--- Excerpted records ---

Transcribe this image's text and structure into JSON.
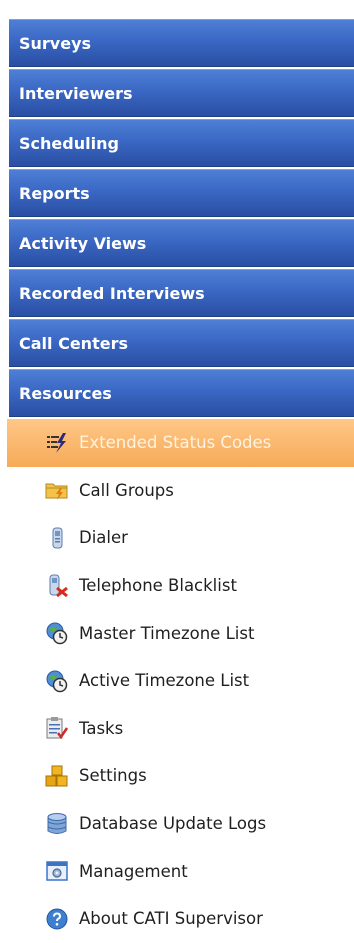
{
  "sections": [
    {
      "label": "Surveys"
    },
    {
      "label": "Interviewers"
    },
    {
      "label": "Scheduling"
    },
    {
      "label": "Reports"
    },
    {
      "label": "Activity Views"
    },
    {
      "label": "Recorded Interviews"
    },
    {
      "label": "Call Centers"
    },
    {
      "label": "Resources"
    }
  ],
  "resources": {
    "items": [
      {
        "label": "Extended Status Codes",
        "icon": "status-codes-icon",
        "active": true
      },
      {
        "label": "Call Groups",
        "icon": "folder-lightning-icon"
      },
      {
        "label": "Dialer",
        "icon": "phone-icon"
      },
      {
        "label": "Telephone Blacklist",
        "icon": "phone-blocked-icon"
      },
      {
        "label": "Master Timezone List",
        "icon": "globe-clock-icon"
      },
      {
        "label": "Active Timezone List",
        "icon": "globe-clock-icon"
      },
      {
        "label": "Tasks",
        "icon": "clipboard-check-icon"
      },
      {
        "label": "Settings",
        "icon": "boxes-icon"
      },
      {
        "label": "Database Update Logs",
        "icon": "database-icon"
      },
      {
        "label": "Management",
        "icon": "window-gear-icon"
      },
      {
        "label": "About CATI Supervisor",
        "icon": "help-icon"
      }
    ]
  },
  "colors": {
    "section_top": "#4f7fd6",
    "section_bottom": "#2a4fa3",
    "active_top": "#ffc788",
    "active_bottom": "#f6aa58",
    "active_text": "#fff3df"
  }
}
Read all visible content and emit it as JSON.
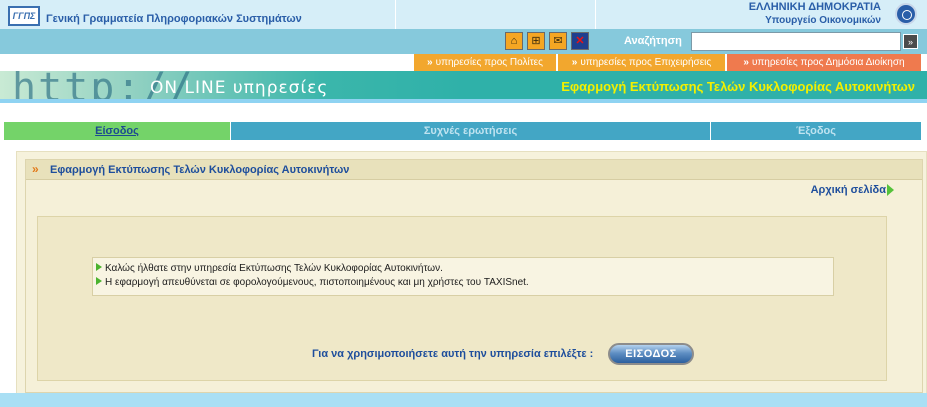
{
  "header": {
    "logo_text": "ΓΓΠΣ",
    "org_name": "Γενική Γραμματεία Πληροφοριακών Συστημάτων",
    "gov_line1": "ΕΛΛΗΝΙΚΗ ΔΗΜΟΚΡΑΤΙΑ",
    "gov_line2": "Υπουργείο Οικονομικών",
    "emblem_icon": "hellenic-republic-emblem-icon"
  },
  "toolbar": {
    "icons": [
      "home-icon",
      "sitemap-icon",
      "contact-icon",
      "english-flag-icon"
    ],
    "icon_glyphs": [
      "⌂",
      "⊞",
      "✉",
      "✕"
    ],
    "search_label": "Αναζήτηση",
    "search_value": "",
    "search_button": "»"
  },
  "audience_tabs": [
    {
      "label": "υπηρεσίες προς Πολίτες",
      "color": "#f2a72e"
    },
    {
      "label": "υπηρεσίες προς Επιχειρήσεις",
      "color": "#f2a72e"
    },
    {
      "label": "υπηρεσίες προς Δημόσια Διοίκηση",
      "color": "#ef7a4e"
    }
  ],
  "banner": {
    "http_text": "http://",
    "online_text": "ON LINE υπηρεσίες",
    "title": "Εφαρμογή Εκτύπωσης Τελών Κυκλοφορίας Αυτοκινήτων",
    "title_color": "#f3f000"
  },
  "nav": {
    "login": "Είσοδος",
    "faq": "Συχνές ερωτήσεις",
    "logout": "Έξοδος",
    "active_color": "#74d369",
    "inactive_color": "#43a6c5"
  },
  "panel": {
    "title": "Εφαρμογή Εκτύπωσης Τελών Κυκλοφορίας Αυτοκινήτων",
    "home_link": "Αρχική σελίδα",
    "messages": [
      "Καλώς ήλθατε στην υπηρεσία Εκτύπωσης Τελών Κυκλοφορίας Αυτοκινήτων.",
      "Η εφαρμογή απευθύνεται σε φορολογούμενους, πιστοποιημένους και μη χρήστες του TAXISnet."
    ],
    "prompt": "Για να χρησιμοποιήσετε αυτή την υπηρεσία επιλέξτε :",
    "enter_button": "ΕΙΣΟΔΟΣ"
  }
}
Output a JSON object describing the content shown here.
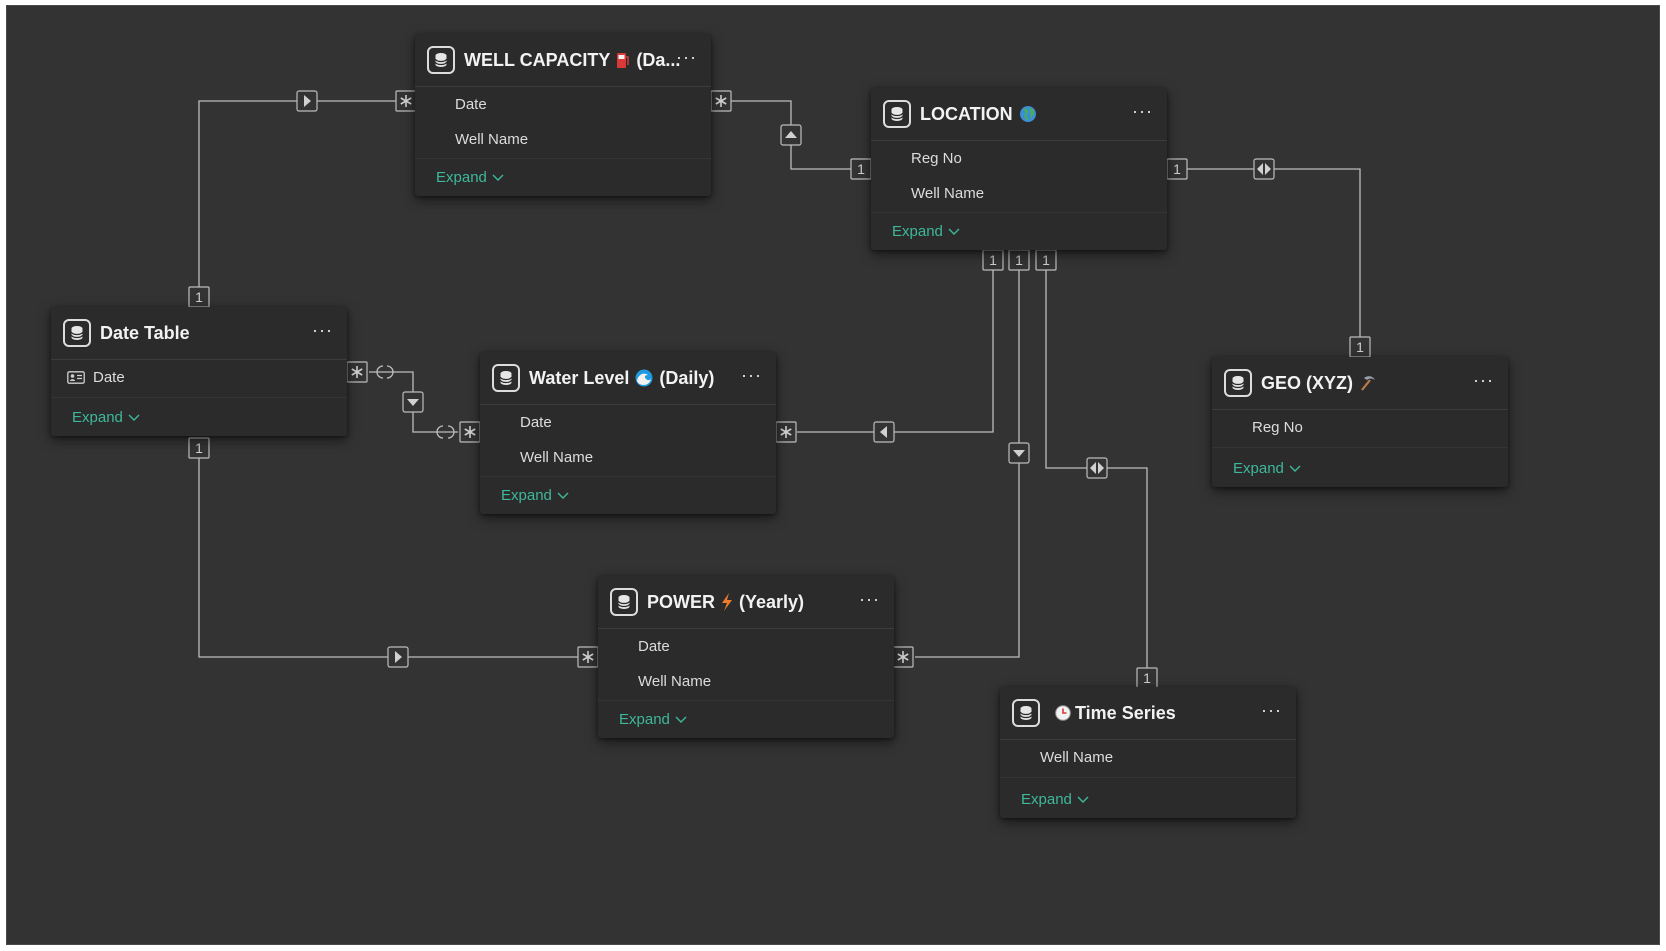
{
  "tables": {
    "well_capacity": {
      "title": "WELL CAPACITY",
      "title_suffix": "(Da...",
      "emoji": "fuel-pump",
      "fields": [
        "Date",
        "Well Name"
      ],
      "expand": "Expand"
    },
    "location": {
      "title": "LOCATION",
      "emoji": "globe",
      "fields": [
        "Reg No",
        "Well Name"
      ],
      "expand": "Expand"
    },
    "date_table": {
      "title": "Date Table",
      "fields": [
        "Date"
      ],
      "expand": "Expand"
    },
    "water_level": {
      "title": "Water Level",
      "title_suffix": "(Daily)",
      "emoji": "wave",
      "fields": [
        "Date",
        "Well Name"
      ],
      "expand": "Expand"
    },
    "geo": {
      "title": "GEO (XYZ)",
      "emoji": "pick",
      "fields": [
        "Reg No"
      ],
      "expand": "Expand"
    },
    "power": {
      "title": "POWER",
      "title_suffix": "(Yearly)",
      "emoji": "lightning",
      "fields": [
        "Date",
        "Well Name"
      ],
      "expand": "Expand"
    },
    "time_series": {
      "title": "Time Series",
      "emoji": "clock",
      "fields": [
        "Well Name"
      ],
      "expand": "Expand"
    }
  },
  "relationships": [
    {
      "from": "Date Table",
      "from_cardinality": "1",
      "to": "WELL CAPACITY",
      "to_cardinality": "*",
      "direction": "single"
    },
    {
      "from": "LOCATION",
      "from_cardinality": "1",
      "to": "WELL CAPACITY",
      "to_cardinality": "*",
      "direction": "single"
    },
    {
      "from": "LOCATION",
      "from_cardinality": "1",
      "to": "GEO (XYZ)",
      "to_cardinality": "1",
      "direction": "both"
    },
    {
      "from": "Date Table",
      "from_cardinality": "*",
      "to": "Water Level (Daily)",
      "to_cardinality": "*",
      "direction": "single"
    },
    {
      "from": "LOCATION",
      "from_cardinality": "1",
      "to": "Water Level (Daily)",
      "to_cardinality": "*",
      "direction": "single"
    },
    {
      "from": "LOCATION",
      "from_cardinality": "1",
      "to": "POWER (Yearly)",
      "to_cardinality": "*",
      "direction": "single"
    },
    {
      "from": "LOCATION",
      "from_cardinality": "1",
      "to": "Time Series",
      "to_cardinality": "1",
      "direction": "both"
    },
    {
      "from": "Date Table",
      "from_cardinality": "1",
      "to": "POWER (Yearly)",
      "to_cardinality": "*",
      "direction": "single"
    }
  ],
  "markers": {
    "one": "1",
    "many": "*"
  },
  "colors": {
    "canvas": "#333333",
    "card": "#2b2b2b",
    "line": "#bdbdbd",
    "accent": "#3eb89a"
  }
}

--- Problem ---
Quote the entries in full. Any image among them is to be omitted from the copy.

--- Solved exercise ---
Transcribe this image's text and structure into JSON.
{
  "sections": [
    {
      "label": "Surveys"
    },
    {
      "label": "Interviewers"
    },
    {
      "label": "Scheduling"
    },
    {
      "label": "Reports"
    },
    {
      "label": "Activity Views"
    },
    {
      "label": "Recorded Interviews"
    },
    {
      "label": "Call Centers"
    },
    {
      "label": "Resources"
    }
  ],
  "resources": {
    "items": [
      {
        "label": "Extended Status Codes",
        "icon": "status-codes-icon",
        "active": true
      },
      {
        "label": "Call Groups",
        "icon": "folder-lightning-icon"
      },
      {
        "label": "Dialer",
        "icon": "phone-icon"
      },
      {
        "label": "Telephone Blacklist",
        "icon": "phone-blocked-icon"
      },
      {
        "label": "Master Timezone List",
        "icon": "globe-clock-icon"
      },
      {
        "label": "Active Timezone List",
        "icon": "globe-clock-icon"
      },
      {
        "label": "Tasks",
        "icon": "clipboard-check-icon"
      },
      {
        "label": "Settings",
        "icon": "boxes-icon"
      },
      {
        "label": "Database Update Logs",
        "icon": "database-icon"
      },
      {
        "label": "Management",
        "icon": "window-gear-icon"
      },
      {
        "label": "About CATI Supervisor",
        "icon": "help-icon"
      }
    ]
  },
  "colors": {
    "section_top": "#4f7fd6",
    "section_bottom": "#2a4fa3",
    "active_top": "#ffc788",
    "active_bottom": "#f6aa58",
    "active_text": "#fff3df"
  }
}
Read all visible content and emit it as JSON.
{
  "header": {
    "logo_text": "ΓΓΠΣ",
    "org_name": "Γενική Γραμματεία Πληροφοριακών Συστημάτων",
    "gov_line1": "ΕΛΛΗΝΙΚΗ ΔΗΜΟΚΡΑΤΙΑ",
    "gov_line2": "Υπουργείο Οικονομικών",
    "emblem_icon": "hellenic-republic-emblem-icon"
  },
  "toolbar": {
    "icons": [
      "home-icon",
      "sitemap-icon",
      "contact-icon",
      "english-flag-icon"
    ],
    "icon_glyphs": [
      "⌂",
      "⊞",
      "✉",
      "✕"
    ],
    "search_label": "Αναζήτηση",
    "search_value": "",
    "search_button": "»"
  },
  "audience_tabs": [
    {
      "label": "υπηρεσίες προς Πολίτες",
      "color": "#f2a72e"
    },
    {
      "label": "υπηρεσίες προς Επιχειρήσεις",
      "color": "#f2a72e"
    },
    {
      "label": "υπηρεσίες προς Δημόσια Διοίκηση",
      "color": "#ef7a4e"
    }
  ],
  "banner": {
    "http_text": "http://",
    "online_text": "ON LINE υπηρεσίες",
    "title": "Εφαρμογή Εκτύπωσης Τελών Κυκλοφορίας Αυτοκινήτων",
    "title_color": "#f3f000"
  },
  "nav": {
    "login": "Είσοδος",
    "faq": "Συχνές ερωτήσεις",
    "logout": "Έξοδος",
    "active_color": "#74d369",
    "inactive_color": "#43a6c5"
  },
  "panel": {
    "title": "Εφαρμογή Εκτύπωσης Τελών Κυκλοφορίας Αυτοκινήτων",
    "home_link": "Αρχική σελίδα",
    "messages": [
      "Καλώς ήλθατε στην υπηρεσία Εκτύπωσης Τελών Κυκλοφορίας Αυτοκινήτων.",
      "Η εφαρμογή απευθύνεται σε φορολογούμενους, πιστοποιημένους και μη χρήστες του TAXISnet."
    ],
    "prompt": "Για να χρησιμοποιήσετε αυτή την υπηρεσία επιλέξτε :",
    "enter_button": "ΕΙΣΟΔΟΣ"
  }
}
Output a JSON object describing the content shown here.
{
  "tables": {
    "well_capacity": {
      "title": "WELL CAPACITY",
      "title_suffix": "(Da...",
      "emoji": "fuel-pump",
      "fields": [
        "Date",
        "Well Name"
      ],
      "expand": "Expand"
    },
    "location": {
      "title": "LOCATION",
      "emoji": "globe",
      "fields": [
        "Reg No",
        "Well Name"
      ],
      "expand": "Expand"
    },
    "date_table": {
      "title": "Date Table",
      "fields": [
        "Date"
      ],
      "expand": "Expand"
    },
    "water_level": {
      "title": "Water Level",
      "title_suffix": "(Daily)",
      "emoji": "wave",
      "fields": [
        "Date",
        "Well Name"
      ],
      "expand": "Expand"
    },
    "geo": {
      "title": "GEO (XYZ)",
      "emoji": "pick",
      "fields": [
        "Reg No"
      ],
      "expand": "Expand"
    },
    "power": {
      "title": "POWER",
      "title_suffix": "(Yearly)",
      "emoji": "lightning",
      "fields": [
        "Date",
        "Well Name"
      ],
      "expand": "Expand"
    },
    "time_series": {
      "title": "Time Series",
      "emoji": "clock",
      "fields": [
        "Well Name"
      ],
      "expand": "Expand"
    }
  },
  "relationships": [
    {
      "from": "Date Table",
      "from_cardinality": "1",
      "to": "WELL CAPACITY",
      "to_cardinality": "*",
      "direction": "single"
    },
    {
      "from": "LOCATION",
      "from_cardinality": "1",
      "to": "WELL CAPACITY",
      "to_cardinality": "*",
      "direction": "single"
    },
    {
      "from": "LOCATION",
      "from_cardinality": "1",
      "to": "GEO (XYZ)",
      "to_cardinality": "1",
      "direction": "both"
    },
    {
      "from": "Date Table",
      "from_cardinality": "*",
      "to": "Water Level (Daily)",
      "to_cardinality": "*",
      "direction": "single"
    },
    {
      "from": "LOCATION",
      "from_cardinality": "1",
      "to": "Water Level (Daily)",
      "to_cardinality": "*",
      "direction": "single"
    },
    {
      "from": "LOCATION",
      "from_cardinality": "1",
      "to": "POWER (Yearly)",
      "to_cardinality": "*",
      "direction": "single"
    },
    {
      "from": "LOCATION",
      "from_cardinality": "1",
      "to": "Time Series",
      "to_cardinality": "1",
      "direction": "both"
    },
    {
      "from": "Date Table",
      "from_cardinality": "1",
      "to": "POWER (Yearly)",
      "to_cardinality": "*",
      "direction": "single"
    }
  ],
  "markers": {
    "one": "1",
    "many": "*"
  },
  "colors": {
    "canvas": "#333333",
    "card": "#2b2b2b",
    "line": "#bdbdbd",
    "accent": "#3eb89a"
  }
}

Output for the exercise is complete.